■ PROVIDED RECORDS:
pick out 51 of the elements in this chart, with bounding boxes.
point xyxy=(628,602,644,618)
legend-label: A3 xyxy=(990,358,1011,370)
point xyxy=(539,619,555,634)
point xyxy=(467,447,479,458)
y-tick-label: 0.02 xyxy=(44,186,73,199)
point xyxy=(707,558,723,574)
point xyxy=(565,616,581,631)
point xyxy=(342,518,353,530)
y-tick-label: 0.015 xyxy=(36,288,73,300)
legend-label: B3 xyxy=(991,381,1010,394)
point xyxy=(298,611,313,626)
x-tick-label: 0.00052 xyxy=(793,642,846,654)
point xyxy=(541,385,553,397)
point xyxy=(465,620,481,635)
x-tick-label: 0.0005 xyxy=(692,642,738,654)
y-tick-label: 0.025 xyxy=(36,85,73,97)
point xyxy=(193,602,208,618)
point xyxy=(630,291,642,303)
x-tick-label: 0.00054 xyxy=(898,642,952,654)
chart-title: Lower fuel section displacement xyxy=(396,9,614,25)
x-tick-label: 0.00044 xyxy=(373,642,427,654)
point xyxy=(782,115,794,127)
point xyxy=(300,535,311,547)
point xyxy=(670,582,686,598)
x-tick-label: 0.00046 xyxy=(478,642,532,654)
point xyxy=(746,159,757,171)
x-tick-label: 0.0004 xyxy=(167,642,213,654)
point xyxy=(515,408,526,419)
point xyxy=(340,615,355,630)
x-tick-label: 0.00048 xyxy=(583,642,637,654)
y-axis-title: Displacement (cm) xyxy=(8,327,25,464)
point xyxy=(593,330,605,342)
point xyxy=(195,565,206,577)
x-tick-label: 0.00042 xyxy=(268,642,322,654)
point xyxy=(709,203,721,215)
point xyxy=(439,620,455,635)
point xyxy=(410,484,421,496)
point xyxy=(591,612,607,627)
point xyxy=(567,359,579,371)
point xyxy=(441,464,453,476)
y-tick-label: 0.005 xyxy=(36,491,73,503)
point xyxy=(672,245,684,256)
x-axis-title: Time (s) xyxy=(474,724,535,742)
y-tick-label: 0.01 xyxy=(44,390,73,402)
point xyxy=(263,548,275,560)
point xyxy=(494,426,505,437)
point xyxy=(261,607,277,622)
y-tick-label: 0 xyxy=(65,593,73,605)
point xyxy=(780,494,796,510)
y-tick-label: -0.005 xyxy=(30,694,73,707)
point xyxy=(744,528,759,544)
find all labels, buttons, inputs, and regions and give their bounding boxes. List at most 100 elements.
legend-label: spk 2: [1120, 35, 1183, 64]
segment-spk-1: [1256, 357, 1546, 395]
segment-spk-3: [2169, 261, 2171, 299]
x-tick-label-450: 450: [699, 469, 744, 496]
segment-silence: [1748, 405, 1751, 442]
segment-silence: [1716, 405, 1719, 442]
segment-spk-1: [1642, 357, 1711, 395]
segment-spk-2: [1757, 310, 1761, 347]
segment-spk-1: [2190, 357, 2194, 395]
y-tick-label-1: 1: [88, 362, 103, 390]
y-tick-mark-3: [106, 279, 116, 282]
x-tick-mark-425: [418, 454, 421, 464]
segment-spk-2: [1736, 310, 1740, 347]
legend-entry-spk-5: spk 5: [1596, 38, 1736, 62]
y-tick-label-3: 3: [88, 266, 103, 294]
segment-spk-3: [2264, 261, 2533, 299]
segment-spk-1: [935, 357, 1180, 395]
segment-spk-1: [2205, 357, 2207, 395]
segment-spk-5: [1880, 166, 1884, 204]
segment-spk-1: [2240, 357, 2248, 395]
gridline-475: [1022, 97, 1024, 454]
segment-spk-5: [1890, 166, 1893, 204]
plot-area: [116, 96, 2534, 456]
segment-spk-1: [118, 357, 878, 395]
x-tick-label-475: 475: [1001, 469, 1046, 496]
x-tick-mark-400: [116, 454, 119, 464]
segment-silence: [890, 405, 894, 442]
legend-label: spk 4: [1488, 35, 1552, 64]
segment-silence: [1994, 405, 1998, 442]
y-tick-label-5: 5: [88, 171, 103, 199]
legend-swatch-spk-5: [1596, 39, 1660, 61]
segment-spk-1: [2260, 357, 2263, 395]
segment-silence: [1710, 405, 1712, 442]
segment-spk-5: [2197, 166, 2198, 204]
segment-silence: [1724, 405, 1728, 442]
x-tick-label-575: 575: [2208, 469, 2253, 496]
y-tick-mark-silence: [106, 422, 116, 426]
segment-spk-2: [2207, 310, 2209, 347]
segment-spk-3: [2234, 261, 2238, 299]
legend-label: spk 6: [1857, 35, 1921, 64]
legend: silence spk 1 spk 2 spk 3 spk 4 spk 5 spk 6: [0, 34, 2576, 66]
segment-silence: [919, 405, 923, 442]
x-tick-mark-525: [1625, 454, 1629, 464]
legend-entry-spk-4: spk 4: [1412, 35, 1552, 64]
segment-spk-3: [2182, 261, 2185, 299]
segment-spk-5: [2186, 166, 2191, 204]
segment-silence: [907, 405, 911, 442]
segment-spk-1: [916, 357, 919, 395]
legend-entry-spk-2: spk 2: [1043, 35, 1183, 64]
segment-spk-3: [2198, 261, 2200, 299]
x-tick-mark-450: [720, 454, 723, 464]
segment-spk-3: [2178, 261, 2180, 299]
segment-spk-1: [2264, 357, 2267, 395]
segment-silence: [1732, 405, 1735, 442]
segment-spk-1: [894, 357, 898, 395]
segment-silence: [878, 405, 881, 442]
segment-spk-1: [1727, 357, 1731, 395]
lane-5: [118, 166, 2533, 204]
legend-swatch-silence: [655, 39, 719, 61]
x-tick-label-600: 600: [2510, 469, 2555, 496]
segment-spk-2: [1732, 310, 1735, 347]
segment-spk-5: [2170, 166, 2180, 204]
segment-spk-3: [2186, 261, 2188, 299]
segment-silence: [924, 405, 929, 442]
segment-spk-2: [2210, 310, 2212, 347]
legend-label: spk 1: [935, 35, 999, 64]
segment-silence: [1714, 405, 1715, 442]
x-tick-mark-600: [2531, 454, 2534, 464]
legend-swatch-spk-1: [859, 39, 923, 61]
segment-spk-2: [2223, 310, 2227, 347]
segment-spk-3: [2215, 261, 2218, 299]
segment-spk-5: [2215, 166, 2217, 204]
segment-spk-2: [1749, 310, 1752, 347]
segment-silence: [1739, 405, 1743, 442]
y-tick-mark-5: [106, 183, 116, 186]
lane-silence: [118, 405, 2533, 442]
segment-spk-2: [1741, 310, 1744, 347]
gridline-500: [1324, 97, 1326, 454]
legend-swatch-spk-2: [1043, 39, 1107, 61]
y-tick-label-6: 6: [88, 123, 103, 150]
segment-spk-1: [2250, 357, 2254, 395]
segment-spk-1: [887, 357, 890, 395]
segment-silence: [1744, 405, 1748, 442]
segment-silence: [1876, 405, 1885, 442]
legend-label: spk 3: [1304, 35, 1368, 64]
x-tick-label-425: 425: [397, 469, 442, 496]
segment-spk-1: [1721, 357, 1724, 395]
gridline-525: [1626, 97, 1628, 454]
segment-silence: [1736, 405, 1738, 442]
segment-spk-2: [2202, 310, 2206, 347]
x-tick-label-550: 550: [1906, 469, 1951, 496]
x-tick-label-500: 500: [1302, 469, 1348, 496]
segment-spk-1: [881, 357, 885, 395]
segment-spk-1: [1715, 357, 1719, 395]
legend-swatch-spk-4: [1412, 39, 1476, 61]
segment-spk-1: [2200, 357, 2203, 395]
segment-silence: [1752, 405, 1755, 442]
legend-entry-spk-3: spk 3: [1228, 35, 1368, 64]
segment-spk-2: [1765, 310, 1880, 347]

■ YOUR TASK:
Reproduce word for word the stretch from the first line through the line containing "x-tick-label-450: 450: [699, 469, 744, 496]", including both ends.

■ SOLUTION BELOW:
pick out 51 of the elements in this chart, with bounding boxes.
point xyxy=(628,602,644,618)
legend-label: A3 xyxy=(990,358,1011,370)
point xyxy=(539,619,555,634)
point xyxy=(467,447,479,458)
y-tick-label: 0.02 xyxy=(44,186,73,199)
point xyxy=(707,558,723,574)
point xyxy=(565,616,581,631)
point xyxy=(342,518,353,530)
y-tick-label: 0.015 xyxy=(36,288,73,300)
legend-label: B3 xyxy=(991,381,1010,394)
point xyxy=(298,611,313,626)
x-tick-label: 0.00052 xyxy=(793,642,846,654)
point xyxy=(541,385,553,397)
point xyxy=(465,620,481,635)
x-tick-label: 0.0005 xyxy=(692,642,738,654)
y-tick-label: 0.025 xyxy=(36,85,73,97)
point xyxy=(193,602,208,618)
point xyxy=(630,291,642,303)
x-tick-label: 0.00054 xyxy=(898,642,952,654)
chart-title: Lower fuel section displacement xyxy=(396,9,614,25)
x-tick-label: 0.00044 xyxy=(373,642,427,654)
point xyxy=(782,115,794,127)
point xyxy=(300,535,311,547)
point xyxy=(670,582,686,598)
x-tick-label: 0.00046 xyxy=(478,642,532,654)
point xyxy=(746,159,757,171)
x-tick-label: 0.0004 xyxy=(167,642,213,654)
point xyxy=(515,408,526,419)
point xyxy=(340,615,355,630)
x-tick-label: 0.00048 xyxy=(583,642,637,654)
y-axis-title: Displacement (cm) xyxy=(8,327,25,464)
point xyxy=(593,330,605,342)
point xyxy=(195,565,206,577)
x-tick-label: 0.00042 xyxy=(268,642,322,654)
point xyxy=(709,203,721,215)
point xyxy=(439,620,455,635)
point xyxy=(410,484,421,496)
point xyxy=(591,612,607,627)
point xyxy=(567,359,579,371)
point xyxy=(441,464,453,476)
y-tick-label: 0.005 xyxy=(36,491,73,503)
point xyxy=(672,245,684,256)
x-axis-title: Time (s) xyxy=(474,724,535,742)
y-tick-label: 0.01 xyxy=(44,390,73,402)
point xyxy=(263,548,275,560)
point xyxy=(494,426,505,437)
point xyxy=(261,607,277,622)
y-tick-label: 0 xyxy=(65,593,73,605)
point xyxy=(780,494,796,510)
y-tick-label: -0.005 xyxy=(30,694,73,707)
point xyxy=(744,528,759,544)
find all labels, buttons, inputs, and regions and give their bounding boxes. List at most 100 elements.
legend-label: spk 2: [1120, 35, 1183, 64]
segment-spk-1: [1256, 357, 1546, 395]
segment-spk-3: [2169, 261, 2171, 299]
x-tick-label-450: 450: [699, 469, 744, 496]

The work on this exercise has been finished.